CHALLENGE:
Find the lines of data that contain the string "scatter", then list them.

MATERIAL PROVIDED:
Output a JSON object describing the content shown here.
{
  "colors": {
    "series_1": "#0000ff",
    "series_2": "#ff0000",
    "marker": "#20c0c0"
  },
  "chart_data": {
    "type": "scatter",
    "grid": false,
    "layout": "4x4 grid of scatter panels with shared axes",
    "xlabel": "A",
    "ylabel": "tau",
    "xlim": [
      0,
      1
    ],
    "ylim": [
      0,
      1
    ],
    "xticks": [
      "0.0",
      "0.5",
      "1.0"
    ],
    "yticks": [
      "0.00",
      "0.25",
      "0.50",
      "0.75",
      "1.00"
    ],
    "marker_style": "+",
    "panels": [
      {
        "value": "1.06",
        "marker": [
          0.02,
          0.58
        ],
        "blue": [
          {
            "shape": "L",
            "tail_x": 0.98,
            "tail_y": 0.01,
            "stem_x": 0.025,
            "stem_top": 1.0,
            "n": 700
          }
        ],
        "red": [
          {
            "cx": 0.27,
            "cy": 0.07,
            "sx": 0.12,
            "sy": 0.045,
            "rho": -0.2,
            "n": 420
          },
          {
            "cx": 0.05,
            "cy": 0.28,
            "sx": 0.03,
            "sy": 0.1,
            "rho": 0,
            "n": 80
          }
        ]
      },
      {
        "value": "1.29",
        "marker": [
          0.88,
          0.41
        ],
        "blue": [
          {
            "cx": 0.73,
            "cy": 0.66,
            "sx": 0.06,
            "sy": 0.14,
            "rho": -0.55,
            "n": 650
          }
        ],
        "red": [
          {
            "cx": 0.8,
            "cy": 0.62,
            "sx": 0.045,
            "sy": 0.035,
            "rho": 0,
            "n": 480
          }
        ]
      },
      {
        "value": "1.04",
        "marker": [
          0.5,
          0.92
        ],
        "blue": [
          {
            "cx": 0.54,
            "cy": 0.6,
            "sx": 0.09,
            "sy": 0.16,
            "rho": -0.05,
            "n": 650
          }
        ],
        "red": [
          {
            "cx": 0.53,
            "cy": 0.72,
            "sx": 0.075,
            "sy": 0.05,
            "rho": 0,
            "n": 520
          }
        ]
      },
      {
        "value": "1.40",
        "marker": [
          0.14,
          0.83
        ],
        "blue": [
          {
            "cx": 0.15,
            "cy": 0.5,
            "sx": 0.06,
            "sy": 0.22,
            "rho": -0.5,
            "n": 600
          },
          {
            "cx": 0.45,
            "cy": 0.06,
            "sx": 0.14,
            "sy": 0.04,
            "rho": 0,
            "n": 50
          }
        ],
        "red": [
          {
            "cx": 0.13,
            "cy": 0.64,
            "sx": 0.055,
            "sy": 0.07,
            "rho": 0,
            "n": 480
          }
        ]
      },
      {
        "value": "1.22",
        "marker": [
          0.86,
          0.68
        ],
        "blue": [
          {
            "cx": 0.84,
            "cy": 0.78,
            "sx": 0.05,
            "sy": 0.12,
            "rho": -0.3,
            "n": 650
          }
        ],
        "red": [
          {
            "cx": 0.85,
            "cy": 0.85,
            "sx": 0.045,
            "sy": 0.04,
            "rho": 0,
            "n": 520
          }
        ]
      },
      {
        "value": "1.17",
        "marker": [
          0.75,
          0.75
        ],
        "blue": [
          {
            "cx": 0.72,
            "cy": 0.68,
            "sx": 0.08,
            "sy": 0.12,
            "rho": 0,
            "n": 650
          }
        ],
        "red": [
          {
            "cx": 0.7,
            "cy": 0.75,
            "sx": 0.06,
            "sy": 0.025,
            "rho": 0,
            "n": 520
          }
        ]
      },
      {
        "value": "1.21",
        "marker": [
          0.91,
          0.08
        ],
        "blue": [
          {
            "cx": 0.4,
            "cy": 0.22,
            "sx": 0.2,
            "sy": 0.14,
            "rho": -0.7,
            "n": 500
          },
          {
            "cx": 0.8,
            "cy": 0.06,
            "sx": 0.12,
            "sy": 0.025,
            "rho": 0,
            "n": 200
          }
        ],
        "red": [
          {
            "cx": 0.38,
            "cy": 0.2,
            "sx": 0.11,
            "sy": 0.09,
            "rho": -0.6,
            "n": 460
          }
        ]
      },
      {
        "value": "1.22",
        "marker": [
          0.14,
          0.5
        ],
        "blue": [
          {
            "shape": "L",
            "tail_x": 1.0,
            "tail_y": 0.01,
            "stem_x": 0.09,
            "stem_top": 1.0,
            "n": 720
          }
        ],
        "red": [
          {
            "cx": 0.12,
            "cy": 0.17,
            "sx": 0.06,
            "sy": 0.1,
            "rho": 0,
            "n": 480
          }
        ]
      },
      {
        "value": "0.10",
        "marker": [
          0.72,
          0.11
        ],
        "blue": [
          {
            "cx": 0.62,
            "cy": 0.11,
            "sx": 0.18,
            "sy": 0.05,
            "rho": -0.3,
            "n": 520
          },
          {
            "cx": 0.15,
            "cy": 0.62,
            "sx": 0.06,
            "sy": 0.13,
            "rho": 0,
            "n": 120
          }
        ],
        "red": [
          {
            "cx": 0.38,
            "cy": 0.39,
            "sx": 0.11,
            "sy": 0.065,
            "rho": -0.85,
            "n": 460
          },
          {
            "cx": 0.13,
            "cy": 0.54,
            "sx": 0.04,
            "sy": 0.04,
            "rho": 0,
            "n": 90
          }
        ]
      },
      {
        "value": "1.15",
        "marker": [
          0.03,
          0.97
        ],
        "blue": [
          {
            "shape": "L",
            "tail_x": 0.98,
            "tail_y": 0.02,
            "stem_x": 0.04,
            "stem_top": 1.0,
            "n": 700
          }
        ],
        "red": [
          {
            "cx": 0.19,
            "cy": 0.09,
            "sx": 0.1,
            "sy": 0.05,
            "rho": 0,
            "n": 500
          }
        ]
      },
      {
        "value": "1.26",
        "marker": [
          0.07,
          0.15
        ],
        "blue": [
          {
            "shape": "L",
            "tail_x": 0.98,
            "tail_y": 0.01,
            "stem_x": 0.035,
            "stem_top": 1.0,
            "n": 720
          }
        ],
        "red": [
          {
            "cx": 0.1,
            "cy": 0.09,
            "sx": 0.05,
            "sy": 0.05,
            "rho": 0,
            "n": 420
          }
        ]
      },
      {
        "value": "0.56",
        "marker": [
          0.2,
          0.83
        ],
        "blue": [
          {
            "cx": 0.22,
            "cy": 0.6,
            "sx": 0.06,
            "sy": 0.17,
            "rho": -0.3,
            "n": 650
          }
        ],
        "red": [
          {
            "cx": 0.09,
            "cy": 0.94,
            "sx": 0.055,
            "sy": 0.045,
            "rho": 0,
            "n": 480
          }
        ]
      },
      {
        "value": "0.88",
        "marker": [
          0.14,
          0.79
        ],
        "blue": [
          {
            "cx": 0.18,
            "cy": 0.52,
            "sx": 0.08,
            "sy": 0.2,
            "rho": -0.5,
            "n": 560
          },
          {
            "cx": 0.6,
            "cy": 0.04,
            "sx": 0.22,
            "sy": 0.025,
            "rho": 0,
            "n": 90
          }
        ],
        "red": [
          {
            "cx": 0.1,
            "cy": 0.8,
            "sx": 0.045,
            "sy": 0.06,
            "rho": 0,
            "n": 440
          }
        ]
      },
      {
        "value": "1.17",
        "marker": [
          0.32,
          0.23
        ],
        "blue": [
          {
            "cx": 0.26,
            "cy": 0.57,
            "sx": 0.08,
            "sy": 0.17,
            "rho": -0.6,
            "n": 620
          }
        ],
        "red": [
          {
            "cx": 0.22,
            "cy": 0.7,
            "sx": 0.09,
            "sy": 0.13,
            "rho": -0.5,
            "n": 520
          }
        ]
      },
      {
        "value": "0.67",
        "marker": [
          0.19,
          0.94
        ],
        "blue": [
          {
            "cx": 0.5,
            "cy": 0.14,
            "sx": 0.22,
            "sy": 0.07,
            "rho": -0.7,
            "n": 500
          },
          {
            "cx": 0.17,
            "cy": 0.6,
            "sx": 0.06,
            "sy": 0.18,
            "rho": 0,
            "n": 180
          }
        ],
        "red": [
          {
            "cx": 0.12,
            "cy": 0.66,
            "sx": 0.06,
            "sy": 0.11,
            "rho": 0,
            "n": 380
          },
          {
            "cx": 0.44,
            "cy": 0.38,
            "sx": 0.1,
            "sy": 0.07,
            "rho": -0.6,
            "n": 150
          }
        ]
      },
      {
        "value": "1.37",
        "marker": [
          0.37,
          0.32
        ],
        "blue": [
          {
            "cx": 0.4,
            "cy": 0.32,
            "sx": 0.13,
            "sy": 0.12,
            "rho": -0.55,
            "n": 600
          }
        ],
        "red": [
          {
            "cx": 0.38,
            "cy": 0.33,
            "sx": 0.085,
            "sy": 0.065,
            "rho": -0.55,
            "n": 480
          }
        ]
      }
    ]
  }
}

COMPLETE RESPONSE:
    "type": "scatter",
    "layout": "4x4 grid of scatter panels with shared axes",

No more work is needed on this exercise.